▸ **Task to carry out**
Everything in the listing except the pictures should be written out exactly.
______________________________
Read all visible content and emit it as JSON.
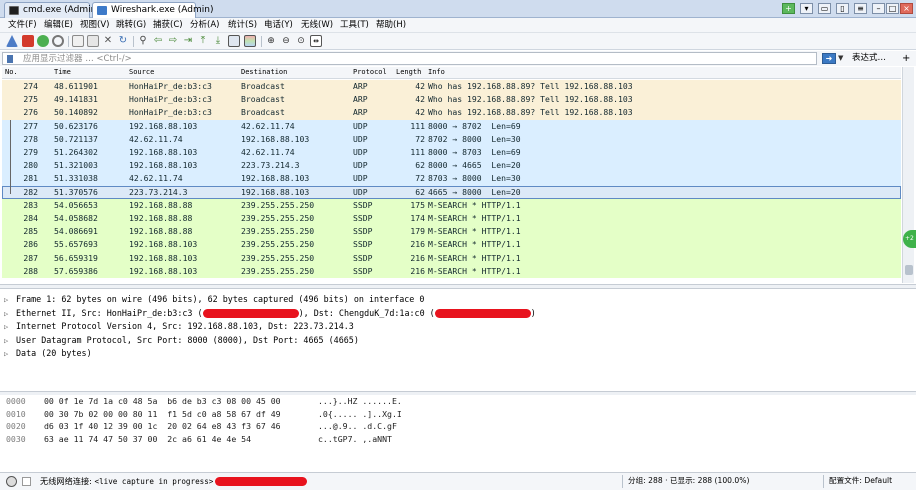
{
  "window": {
    "tabs": [
      {
        "label": "cmd.exe (Admin)",
        "active": false
      },
      {
        "label": "Wireshark.exe (Admin)",
        "active": true
      }
    ]
  },
  "menu": [
    "文件(F)",
    "编辑(E)",
    "视图(V)",
    "跳转(G)",
    "捕获(C)",
    "分析(A)",
    "统计(S)",
    "电话(Y)",
    "无线(W)",
    "工具(T)",
    "帮助(H)"
  ],
  "toolbar_icons": [
    "shark-fin-start-icon",
    "stop-icon",
    "restart-icon",
    "options-gear-icon",
    "open-file-icon",
    "save-file-icon",
    "close-file-icon",
    "reload-icon",
    "find-packet-icon",
    "go-back-icon",
    "go-forward-icon",
    "go-to-packet-icon",
    "first-packet-icon",
    "last-packet-icon",
    "autoscroll-icon",
    "colorize-icon",
    "zoom-in-icon",
    "zoom-out-icon",
    "normal-size-icon",
    "resize-columns-icon"
  ],
  "filter": {
    "placeholder": "应用显示过滤器 … <Ctrl-/>",
    "expression_label": "表达式…",
    "add_label": "+"
  },
  "packet_list": {
    "columns": [
      "No.",
      "Time",
      "Source",
      "Destination",
      "Protocol",
      "Length",
      "Info"
    ],
    "rows": [
      {
        "no": "274",
        "time": "48.611901",
        "src": "HonHaiPr_de:b3:c3",
        "dst": "Broadcast",
        "proto": "ARP",
        "len": "42",
        "info": "Who has 192.168.88.89? Tell 192.168.88.103",
        "cls": "arp"
      },
      {
        "no": "275",
        "time": "49.141831",
        "src": "HonHaiPr_de:b3:c3",
        "dst": "Broadcast",
        "proto": "ARP",
        "len": "42",
        "info": "Who has 192.168.88.89? Tell 192.168.88.103",
        "cls": "arp"
      },
      {
        "no": "276",
        "time": "50.140892",
        "src": "HonHaiPr_de:b3:c3",
        "dst": "Broadcast",
        "proto": "ARP",
        "len": "42",
        "info": "Who has 192.168.88.89? Tell 192.168.88.103",
        "cls": "arp"
      },
      {
        "no": "277",
        "time": "50.623176",
        "src": "192.168.88.103",
        "dst": "42.62.11.74",
        "proto": "UDP",
        "len": "111",
        "info": "8000 → 8702  Len=69",
        "cls": "udp"
      },
      {
        "no": "278",
        "time": "50.721137",
        "src": "42.62.11.74",
        "dst": "192.168.88.103",
        "proto": "UDP",
        "len": "72",
        "info": "8702 → 8000  Len=30",
        "cls": "udp"
      },
      {
        "no": "279",
        "time": "51.264302",
        "src": "192.168.88.103",
        "dst": "42.62.11.74",
        "proto": "UDP",
        "len": "111",
        "info": "8000 → 8703  Len=69",
        "cls": "udp"
      },
      {
        "no": "280",
        "time": "51.321003",
        "src": "192.168.88.103",
        "dst": "223.73.214.3",
        "proto": "UDP",
        "len": "62",
        "info": "8000 → 4665  Len=20",
        "cls": "udp"
      },
      {
        "no": "281",
        "time": "51.331038",
        "src": "42.62.11.74",
        "dst": "192.168.88.103",
        "proto": "UDP",
        "len": "72",
        "info": "8703 → 8000  Len=30",
        "cls": "udp"
      },
      {
        "no": "282",
        "time": "51.370576",
        "src": "223.73.214.3",
        "dst": "192.168.88.103",
        "proto": "UDP",
        "len": "62",
        "info": "4665 → 8000  Len=20",
        "cls": "udp selected"
      },
      {
        "no": "283",
        "time": "54.056653",
        "src": "192.168.88.88",
        "dst": "239.255.255.250",
        "proto": "SSDP",
        "len": "175",
        "info": "M-SEARCH * HTTP/1.1",
        "cls": "ssdp"
      },
      {
        "no": "284",
        "time": "54.058682",
        "src": "192.168.88.88",
        "dst": "239.255.255.250",
        "proto": "SSDP",
        "len": "174",
        "info": "M-SEARCH * HTTP/1.1",
        "cls": "ssdp"
      },
      {
        "no": "285",
        "time": "54.086691",
        "src": "192.168.88.88",
        "dst": "239.255.255.250",
        "proto": "SSDP",
        "len": "179",
        "info": "M-SEARCH * HTTP/1.1",
        "cls": "ssdp"
      },
      {
        "no": "286",
        "time": "55.657693",
        "src": "192.168.88.103",
        "dst": "239.255.255.250",
        "proto": "SSDP",
        "len": "216",
        "info": "M-SEARCH * HTTP/1.1",
        "cls": "ssdp"
      },
      {
        "no": "287",
        "time": "56.659319",
        "src": "192.168.88.103",
        "dst": "239.255.255.250",
        "proto": "SSDP",
        "len": "216",
        "info": "M-SEARCH * HTTP/1.1",
        "cls": "ssdp"
      },
      {
        "no": "288",
        "time": "57.659386",
        "src": "192.168.88.103",
        "dst": "239.255.255.250",
        "proto": "SSDP",
        "len": "216",
        "info": "M-SEARCH * HTTP/1.1",
        "cls": "ssdp"
      }
    ]
  },
  "details": {
    "frame": "Frame 1: 62 bytes on wire (496 bits), 62 bytes captured (496 bits) on interface 0",
    "ethernet_prefix": "Ethernet II, Src: HonHaiPr_de:b3:c3 (",
    "ethernet_mid": "), Dst: ChengduK_7d:1a:c0 (",
    "ethernet_suffix": ")",
    "ip": "Internet Protocol Version 4, Src: 192.168.88.103, Dst: 223.73.214.3",
    "udp": "User Datagram Protocol, Src Port: 8000 (8000), Dst Port: 4665 (4665)",
    "data": "Data (20 bytes)"
  },
  "bytes": [
    {
      "off": "0000",
      "hex": "00 0f 1e 7d 1a c0 48 5a  b6 de b3 c3 08 00 45 00",
      "ascii": "...}..HZ ......E."
    },
    {
      "off": "0010",
      "hex": "00 30 7b 02 00 00 80 11  f1 5d c0 a8 58 67 df 49",
      "ascii": ".0{..... .]..Xg.I"
    },
    {
      "off": "0020",
      "hex": "d6 03 1f 40 12 39 00 1c  20 02 64 e8 43 f3 67 46",
      "ascii": "...@.9.. .d.C.gF"
    },
    {
      "off": "0030",
      "hex": "63 ae 11 74 47 50 37 00  2c a6 61 4e 4e 54",
      "ascii": "c..tGP7. ,.aNNT"
    }
  ],
  "status": {
    "label": "无线网络连接:",
    "capture": "<live capture in progress>",
    "counts": "分组: 288 · 已显示: 288 (100.0%)",
    "profile": "配置文件: Default"
  },
  "colors": {
    "arp": "#faf0d7",
    "udp": "#daeeff",
    "ssdp": "#e4ffc7",
    "redaction": "#e8131e"
  }
}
______________________________
▸ **Solved exercise**
Read all visible content and emit it as JSON.
{
  "window": {
    "tabs": [
      {
        "label": "cmd.exe (Admin)",
        "active": false
      },
      {
        "label": "Wireshark.exe (Admin)",
        "active": true
      }
    ]
  },
  "menu": [
    "文件(F)",
    "编辑(E)",
    "视图(V)",
    "跳转(G)",
    "捕获(C)",
    "分析(A)",
    "统计(S)",
    "电话(Y)",
    "无线(W)",
    "工具(T)",
    "帮助(H)"
  ],
  "toolbar_icons": [
    "shark-fin-start-icon",
    "stop-icon",
    "restart-icon",
    "options-gear-icon",
    "open-file-icon",
    "save-file-icon",
    "close-file-icon",
    "reload-icon",
    "find-packet-icon",
    "go-back-icon",
    "go-forward-icon",
    "go-to-packet-icon",
    "first-packet-icon",
    "last-packet-icon",
    "autoscroll-icon",
    "colorize-icon",
    "zoom-in-icon",
    "zoom-out-icon",
    "normal-size-icon",
    "resize-columns-icon"
  ],
  "filter": {
    "placeholder": "应用显示过滤器 … <Ctrl-/>",
    "expression_label": "表达式…",
    "add_label": "+"
  },
  "packet_list": {
    "columns": [
      "No.",
      "Time",
      "Source",
      "Destination",
      "Protocol",
      "Length",
      "Info"
    ],
    "rows": [
      {
        "no": "274",
        "time": "48.611901",
        "src": "HonHaiPr_de:b3:c3",
        "dst": "Broadcast",
        "proto": "ARP",
        "len": "42",
        "info": "Who has 192.168.88.89? Tell 192.168.88.103",
        "cls": "arp"
      },
      {
        "no": "275",
        "time": "49.141831",
        "src": "HonHaiPr_de:b3:c3",
        "dst": "Broadcast",
        "proto": "ARP",
        "len": "42",
        "info": "Who has 192.168.88.89? Tell 192.168.88.103",
        "cls": "arp"
      },
      {
        "no": "276",
        "time": "50.140892",
        "src": "HonHaiPr_de:b3:c3",
        "dst": "Broadcast",
        "proto": "ARP",
        "len": "42",
        "info": "Who has 192.168.88.89? Tell 192.168.88.103",
        "cls": "arp"
      },
      {
        "no": "277",
        "time": "50.623176",
        "src": "192.168.88.103",
        "dst": "42.62.11.74",
        "proto": "UDP",
        "len": "111",
        "info": "8000 → 8702  Len=69",
        "cls": "udp"
      },
      {
        "no": "278",
        "time": "50.721137",
        "src": "42.62.11.74",
        "dst": "192.168.88.103",
        "proto": "UDP",
        "len": "72",
        "info": "8702 → 8000  Len=30",
        "cls": "udp"
      },
      {
        "no": "279",
        "time": "51.264302",
        "src": "192.168.88.103",
        "dst": "42.62.11.74",
        "proto": "UDP",
        "len": "111",
        "info": "8000 → 8703  Len=69",
        "cls": "udp"
      },
      {
        "no": "280",
        "time": "51.321003",
        "src": "192.168.88.103",
        "dst": "223.73.214.3",
        "proto": "UDP",
        "len": "62",
        "info": "8000 → 4665  Len=20",
        "cls": "udp"
      },
      {
        "no": "281",
        "time": "51.331038",
        "src": "42.62.11.74",
        "dst": "192.168.88.103",
        "proto": "UDP",
        "len": "72",
        "info": "8703 → 8000  Len=30",
        "cls": "udp"
      },
      {
        "no": "282",
        "time": "51.370576",
        "src": "223.73.214.3",
        "dst": "192.168.88.103",
        "proto": "UDP",
        "len": "62",
        "info": "4665 → 8000  Len=20",
        "cls": "udp selected"
      },
      {
        "no": "283",
        "time": "54.056653",
        "src": "192.168.88.88",
        "dst": "239.255.255.250",
        "proto": "SSDP",
        "len": "175",
        "info": "M-SEARCH * HTTP/1.1",
        "cls": "ssdp"
      },
      {
        "no": "284",
        "time": "54.058682",
        "src": "192.168.88.88",
        "dst": "239.255.255.250",
        "proto": "SSDP",
        "len": "174",
        "info": "M-SEARCH * HTTP/1.1",
        "cls": "ssdp"
      },
      {
        "no": "285",
        "time": "54.086691",
        "src": "192.168.88.88",
        "dst": "239.255.255.250",
        "proto": "SSDP",
        "len": "179",
        "info": "M-SEARCH * HTTP/1.1",
        "cls": "ssdp"
      },
      {
        "no": "286",
        "time": "55.657693",
        "src": "192.168.88.103",
        "dst": "239.255.255.250",
        "proto": "SSDP",
        "len": "216",
        "info": "M-SEARCH * HTTP/1.1",
        "cls": "ssdp"
      },
      {
        "no": "287",
        "time": "56.659319",
        "src": "192.168.88.103",
        "dst": "239.255.255.250",
        "proto": "SSDP",
        "len": "216",
        "info": "M-SEARCH * HTTP/1.1",
        "cls": "ssdp"
      },
      {
        "no": "288",
        "time": "57.659386",
        "src": "192.168.88.103",
        "dst": "239.255.255.250",
        "proto": "SSDP",
        "len": "216",
        "info": "M-SEARCH * HTTP/1.1",
        "cls": "ssdp"
      }
    ]
  },
  "details": {
    "frame": "Frame 1: 62 bytes on wire (496 bits), 62 bytes captured (496 bits) on interface 0",
    "ethernet_prefix": "Ethernet II, Src: HonHaiPr_de:b3:c3 (",
    "ethernet_mid": "), Dst: ChengduK_7d:1a:c0 (",
    "ethernet_suffix": ")",
    "ip": "Internet Protocol Version 4, Src: 192.168.88.103, Dst: 223.73.214.3",
    "udp": "User Datagram Protocol, Src Port: 8000 (8000), Dst Port: 4665 (4665)",
    "data": "Data (20 bytes)"
  },
  "bytes": [
    {
      "off": "0000",
      "hex": "00 0f 1e 7d 1a c0 48 5a  b6 de b3 c3 08 00 45 00",
      "ascii": "...}..HZ ......E."
    },
    {
      "off": "0010",
      "hex": "00 30 7b 02 00 00 80 11  f1 5d c0 a8 58 67 df 49",
      "ascii": ".0{..... .]..Xg.I"
    },
    {
      "off": "0020",
      "hex": "d6 03 1f 40 12 39 00 1c  20 02 64 e8 43 f3 67 46",
      "ascii": "...@.9.. .d.C.gF"
    },
    {
      "off": "0030",
      "hex": "63 ae 11 74 47 50 37 00  2c a6 61 4e 4e 54",
      "ascii": "c..tGP7. ,.aNNT"
    }
  ],
  "status": {
    "label": "无线网络连接:",
    "capture": "<live capture in progress>",
    "counts": "分组: 288 · 已显示: 288 (100.0%)",
    "profile": "配置文件: Default"
  },
  "colors": {
    "arp": "#faf0d7",
    "udp": "#daeeff",
    "ssdp": "#e4ffc7",
    "redaction": "#e8131e"
  }
}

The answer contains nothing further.